──────── RECORDS FOR THE TASK

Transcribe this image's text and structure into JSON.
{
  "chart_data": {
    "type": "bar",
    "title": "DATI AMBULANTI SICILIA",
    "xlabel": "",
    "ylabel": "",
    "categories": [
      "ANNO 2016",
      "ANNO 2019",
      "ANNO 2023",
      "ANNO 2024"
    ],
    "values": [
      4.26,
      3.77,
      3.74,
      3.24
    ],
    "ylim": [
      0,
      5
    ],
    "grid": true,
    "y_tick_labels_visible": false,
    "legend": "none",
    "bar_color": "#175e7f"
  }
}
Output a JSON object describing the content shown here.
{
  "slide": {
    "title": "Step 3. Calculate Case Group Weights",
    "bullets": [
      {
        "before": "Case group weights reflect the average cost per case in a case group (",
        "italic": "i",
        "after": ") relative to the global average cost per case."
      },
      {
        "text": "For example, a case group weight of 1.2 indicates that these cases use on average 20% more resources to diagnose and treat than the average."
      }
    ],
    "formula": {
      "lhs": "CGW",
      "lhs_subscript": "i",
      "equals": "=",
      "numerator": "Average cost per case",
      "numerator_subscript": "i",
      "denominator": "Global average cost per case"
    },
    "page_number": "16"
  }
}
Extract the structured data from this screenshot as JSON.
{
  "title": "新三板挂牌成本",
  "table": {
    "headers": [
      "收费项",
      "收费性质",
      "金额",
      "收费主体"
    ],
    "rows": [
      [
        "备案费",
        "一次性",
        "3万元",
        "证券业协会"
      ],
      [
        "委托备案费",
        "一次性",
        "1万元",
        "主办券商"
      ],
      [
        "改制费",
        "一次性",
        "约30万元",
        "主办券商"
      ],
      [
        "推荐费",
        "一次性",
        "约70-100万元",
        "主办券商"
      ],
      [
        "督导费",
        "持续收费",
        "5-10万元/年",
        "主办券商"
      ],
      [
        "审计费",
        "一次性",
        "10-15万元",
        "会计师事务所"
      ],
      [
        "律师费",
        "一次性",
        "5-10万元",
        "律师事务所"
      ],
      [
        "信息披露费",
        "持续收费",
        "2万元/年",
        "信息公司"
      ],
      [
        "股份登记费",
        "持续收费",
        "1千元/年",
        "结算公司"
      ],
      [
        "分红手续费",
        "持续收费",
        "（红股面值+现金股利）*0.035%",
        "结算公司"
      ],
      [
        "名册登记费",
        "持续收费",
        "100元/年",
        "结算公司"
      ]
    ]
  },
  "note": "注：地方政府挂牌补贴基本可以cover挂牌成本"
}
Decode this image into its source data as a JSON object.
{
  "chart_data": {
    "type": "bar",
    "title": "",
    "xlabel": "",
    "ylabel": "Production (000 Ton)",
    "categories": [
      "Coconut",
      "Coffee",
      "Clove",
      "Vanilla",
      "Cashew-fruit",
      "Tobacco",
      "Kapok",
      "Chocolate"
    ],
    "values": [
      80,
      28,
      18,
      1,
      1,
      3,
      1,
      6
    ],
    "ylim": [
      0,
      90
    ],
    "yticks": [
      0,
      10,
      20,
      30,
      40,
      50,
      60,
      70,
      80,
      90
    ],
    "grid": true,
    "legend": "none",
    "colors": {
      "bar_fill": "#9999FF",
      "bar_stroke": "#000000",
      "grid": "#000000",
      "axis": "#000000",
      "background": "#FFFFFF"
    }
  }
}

────────────────

→ DIRECTIVE
Your answer should be a single number: how many lines of the material contain the word "object".

→ FINAL RESULT
2